• **SHORT TASK**:
Count the rows that contain the string "record", treating uppercase and lowercase letters as distinct, and reply with that number alone.
·····
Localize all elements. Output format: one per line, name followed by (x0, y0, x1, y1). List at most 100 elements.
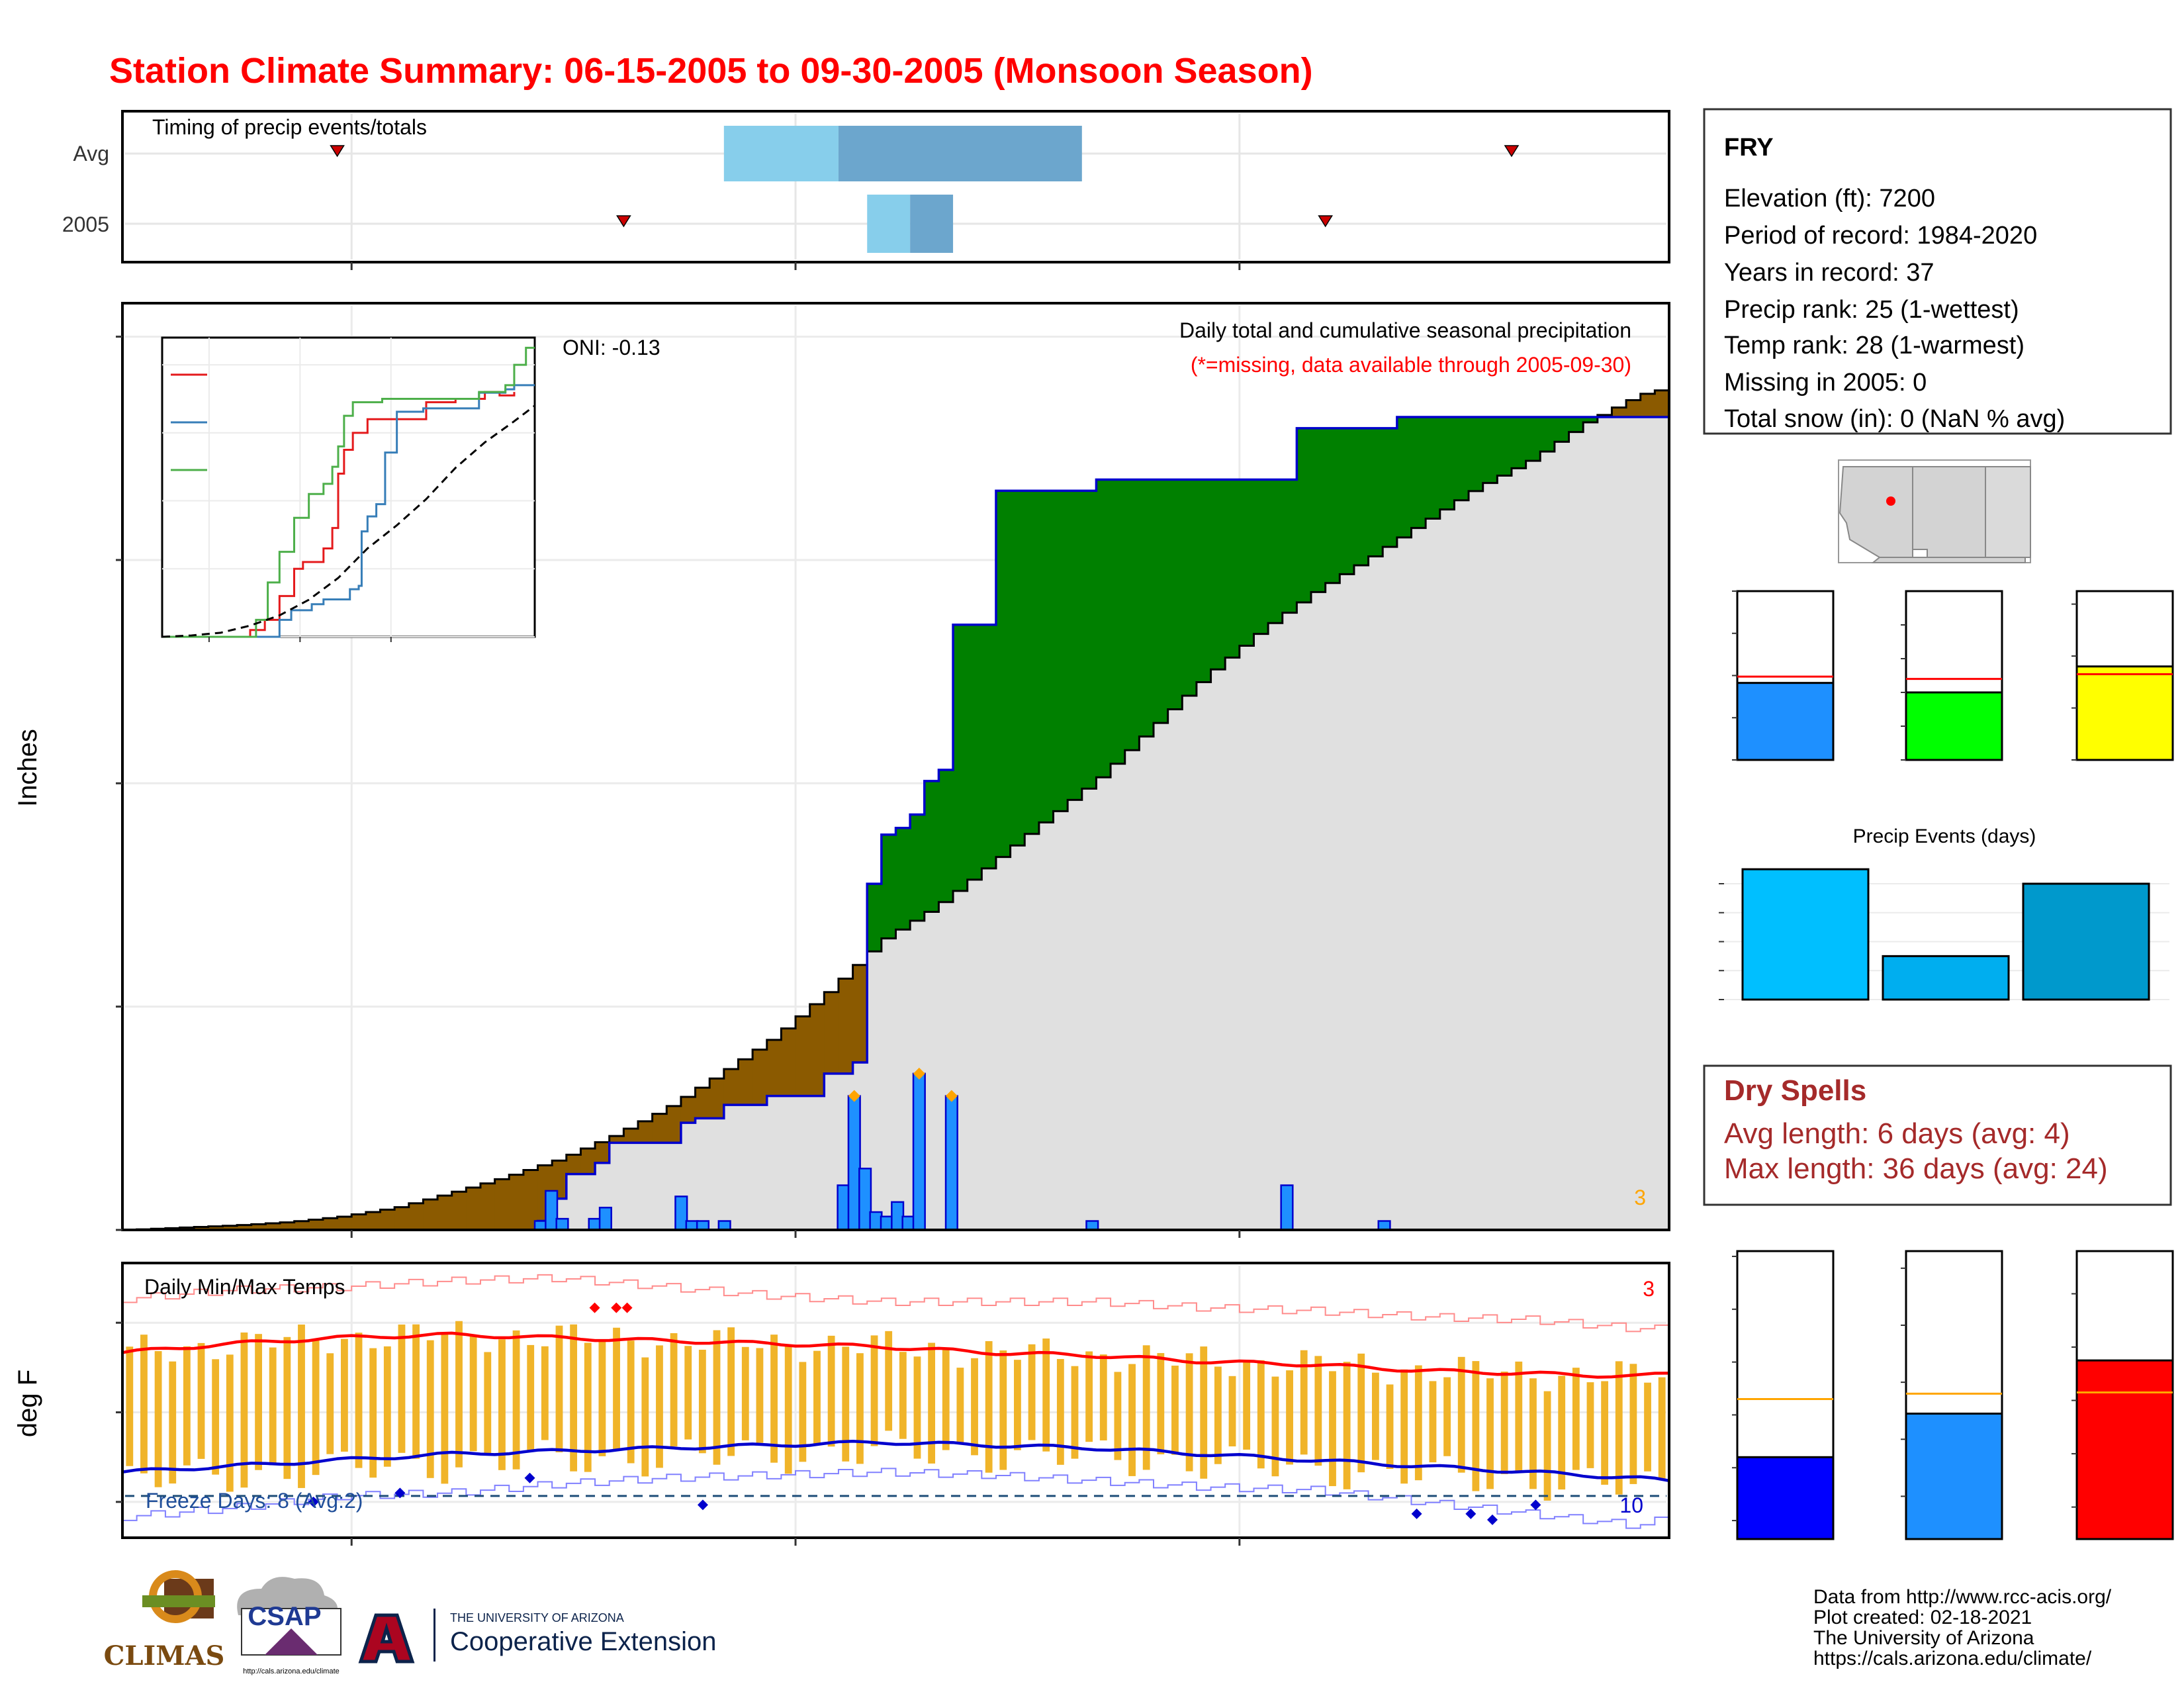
station-line-4: Temp rank: 28 (1-warmest) (1724, 332, 2025, 359)
precip-diff-day-77 (1225, 479, 1240, 658)
precip-diff-day-62 (1010, 491, 1025, 846)
daily-temp-bar-107 (1658, 1377, 1666, 1480)
avg-max-line (122, 1331, 1670, 1379)
daily-temp-bar-26 (498, 1339, 506, 1470)
precip-diff-day-55 (910, 814, 925, 921)
daily-precip-bar-2 (555, 1217, 569, 1231)
daily-temp-bar-31 (570, 1324, 578, 1472)
daily-temp-bar-82 (1300, 1350, 1308, 1455)
precip-diff-day-21 (423, 1199, 438, 1230)
daily-temp-bar-5 (197, 1342, 205, 1459)
record-cold-marker-1 (394, 1487, 406, 1499)
precip-diff-day-84 (1325, 428, 1340, 583)
events-bar-2 (2022, 882, 2150, 1001)
map-newmexico-shape (1912, 466, 1986, 558)
timing-last-marker-1 (1318, 215, 1334, 228)
daily-temp-bar-50 (842, 1346, 850, 1462)
precip-diff-day-50 (838, 978, 854, 1074)
map-mexico-shape (1871, 557, 2026, 563)
precip-diff-day-16 (351, 1214, 367, 1230)
footer-line-3: https://cals.arizona.edu/climate/ (1813, 1648, 2092, 1669)
precip-diff-day-86 (1353, 428, 1369, 566)
temp-bars (1732, 1250, 2174, 1540)
date-x-axis (350, 262, 1241, 1546)
daily-precip-bar-6 (685, 1220, 699, 1231)
daily-temp-bar-22 (441, 1333, 449, 1484)
record-cold-marker-7 (1530, 1499, 1541, 1511)
daily-temp-bar-98 (1529, 1378, 1537, 1489)
timing-row-2005-label: 2005 (62, 212, 109, 236)
precip-diff-day-79 (1253, 479, 1269, 634)
timing-box-25-50-1 (867, 195, 911, 253)
daily-temp-bar-38 (670, 1333, 678, 1447)
temp-bar-2 (2075, 1359, 2174, 1540)
record-min-line (122, 1468, 1669, 1529)
daily-temp-bar-8 (240, 1332, 248, 1488)
daily-temp-bar-77 (1228, 1376, 1236, 1447)
daily-temp-bar-62 (1014, 1360, 1021, 1450)
precip-y-axis-label: Inches (13, 729, 42, 807)
precip-diff-day-93 (1454, 417, 1469, 500)
daily-temp-bar-99 (1543, 1391, 1551, 1501)
station-line-2: Years in record: 37 (1724, 259, 1934, 287)
footer-line-0: Data from http://www.rcc-acis.org/ (1813, 1586, 2112, 1608)
ua-bottom-text: Cooperative Extension (450, 1627, 716, 1656)
precip-diff-day-56 (924, 780, 940, 912)
daily-precip-bar-7 (696, 1220, 710, 1231)
station-name: FRY (1724, 134, 1774, 162)
daily-temp-bar-25 (484, 1352, 492, 1456)
precip-diff-day-67 (1081, 491, 1097, 789)
page-title: Station Climate Summary: 06-15-2005 to 0… (109, 51, 1313, 91)
daily-precip-bar-9 (837, 1184, 850, 1231)
precip-diff-day-58 (953, 624, 968, 891)
precip-diff-day-73 (1167, 479, 1183, 710)
daily-temp-bar-61 (999, 1350, 1007, 1470)
daily-precip-bar-10 (847, 1095, 861, 1231)
ua-logo: THE UNIVERSITY OF ARIZONA Cooperative Ex… (358, 1609, 716, 1664)
record-max-line (122, 1274, 1669, 1333)
daily-precip-bar-14 (891, 1201, 905, 1231)
precip-corner-count: 3 (1634, 1186, 1646, 1209)
precip-diff-day-63 (1024, 491, 1040, 834)
precip-diff-day-75 (1196, 479, 1212, 682)
station-line-0: Elevation (ft): 7200 (1724, 185, 1935, 212)
precip-diff-day-54 (895, 827, 911, 930)
precip-diff-day-51 (852, 964, 868, 1062)
temps-content (122, 1274, 1670, 1529)
daily-temp-bar-41 (713, 1330, 721, 1465)
daily-temp-bar-44 (756, 1348, 764, 1443)
daily-temp-bar-32 (584, 1342, 592, 1472)
daily-precip-bar-12 (869, 1211, 883, 1231)
daily-temp-bar-58 (956, 1368, 964, 1442)
precip-diff-day-87 (1368, 428, 1383, 557)
footer-credits: Data from http://www.rcc-acis.org/ Plot … (1813, 1586, 2112, 1669)
daily-temp-bar-23 (455, 1321, 463, 1468)
map-texas-shape (1985, 466, 2031, 558)
daily-temp-bar-36 (641, 1357, 649, 1477)
footer-line-2: The University of Arizona (1813, 1627, 2034, 1649)
daily-temp-bar-29 (541, 1346, 549, 1440)
daily-temp-bar-60 (985, 1341, 993, 1473)
daily-precip-bar-5 (674, 1196, 688, 1231)
precip-diff-day-89 (1396, 417, 1412, 538)
precip-diff-day-18 (380, 1209, 395, 1230)
daily-temp-bar-15 (340, 1338, 348, 1452)
dry-spells-title: Dry Spells (1724, 1074, 1866, 1107)
daily-temp-bar-101 (1572, 1368, 1580, 1470)
station-frame (1703, 108, 2172, 435)
precip-diff-day-107 (1655, 390, 1670, 418)
daily-temp-bar-59 (971, 1358, 978, 1456)
precip-diff-day-47 (796, 1016, 811, 1096)
daily-temp-bar-42 (727, 1327, 735, 1456)
precip-diff-day-42 (723, 1069, 739, 1105)
temp-bar-0 (1736, 1456, 1835, 1540)
precip-subtitle: Daily total and cumulative seasonal prec… (1179, 318, 1631, 342)
temps-count-hot: 3 (1643, 1277, 1655, 1301)
precip-frame (121, 302, 1670, 1231)
climas-logo-text: CLIMAS (104, 1640, 225, 1671)
csap-mountain-shape (265, 1628, 318, 1655)
precip-diff-day-83 (1311, 428, 1326, 592)
daily-temp-bar-20 (412, 1324, 420, 1459)
precip-diff-day-88 (1383, 428, 1398, 547)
·····
• **SOLVED PROBLEM**:
5